(Records from a collection)
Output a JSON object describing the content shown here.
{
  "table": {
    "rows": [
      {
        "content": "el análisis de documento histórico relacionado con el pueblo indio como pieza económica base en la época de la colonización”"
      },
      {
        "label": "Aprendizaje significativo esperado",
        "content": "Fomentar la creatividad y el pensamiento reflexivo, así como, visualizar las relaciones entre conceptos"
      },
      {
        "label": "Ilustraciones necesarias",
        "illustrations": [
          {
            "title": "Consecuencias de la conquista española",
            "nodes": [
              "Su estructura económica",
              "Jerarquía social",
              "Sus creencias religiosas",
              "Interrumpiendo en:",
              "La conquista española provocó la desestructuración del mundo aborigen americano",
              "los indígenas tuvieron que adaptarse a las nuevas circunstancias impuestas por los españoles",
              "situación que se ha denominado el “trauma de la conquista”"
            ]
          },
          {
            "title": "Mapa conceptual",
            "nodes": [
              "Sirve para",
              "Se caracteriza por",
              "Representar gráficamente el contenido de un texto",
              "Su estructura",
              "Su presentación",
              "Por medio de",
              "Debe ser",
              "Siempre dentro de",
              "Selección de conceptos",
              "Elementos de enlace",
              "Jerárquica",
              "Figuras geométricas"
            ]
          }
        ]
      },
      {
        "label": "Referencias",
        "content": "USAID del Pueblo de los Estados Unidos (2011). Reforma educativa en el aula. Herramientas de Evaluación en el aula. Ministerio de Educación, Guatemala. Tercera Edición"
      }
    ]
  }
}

Exercise task –
Set down the entries verbatim, leaving none out.

Correct output –
Output a JSON object describing the content shown here.
{
  "table": {
    "rows": [
      {
        "content": "el análisis de documento histórico relacionado con el pueblo indio como pieza económica base en la época de la colonización”"
      },
      {
        "label": "Aprendizaje significativo esperado",
        "content": "Fomentar la creatividad y el pensamiento reflexivo, así como, visualizar las relaciones entre conceptos"
      },
      {
        "label": "Ilustraciones necesarias",
        "illustrations": [
          {
            "title": "Consecuencias de la conquista española",
            "nodes": [
              "Su estructura económica",
              "Jerarquía social",
              "Sus creencias religiosas",
              "Interrumpiendo en:",
              "La conquista española provocó la desestructuración del mundo aborigen americano",
              "los indígenas tuvieron que adaptarse a las nuevas circunstancias impuestas por los españoles",
              "situación que se ha denominado el “trauma de la conquista”"
            ]
          },
          {
            "title": "Mapa conceptual",
            "nodes": [
              "Sirve para",
              "Se caracteriza por",
              "Representar gráficamente el contenido de un texto",
              "Su estructura",
              "Su presentación",
              "Por medio de",
              "Debe ser",
              "Siempre dentro de",
              "Selección de conceptos",
              "Elementos de enlace",
              "Jerárquica",
              "Figuras geométricas"
            ]
          }
        ]
      },
      {
        "label": "Referencias",
        "content": "USAID del Pueblo de los Estados Unidos (2011). Reforma educativa en el aula. Herramientas de Evaluación en el aula. Ministerio de Educación, Guatemala. Tercera Edición"
      }
    ]
  }
}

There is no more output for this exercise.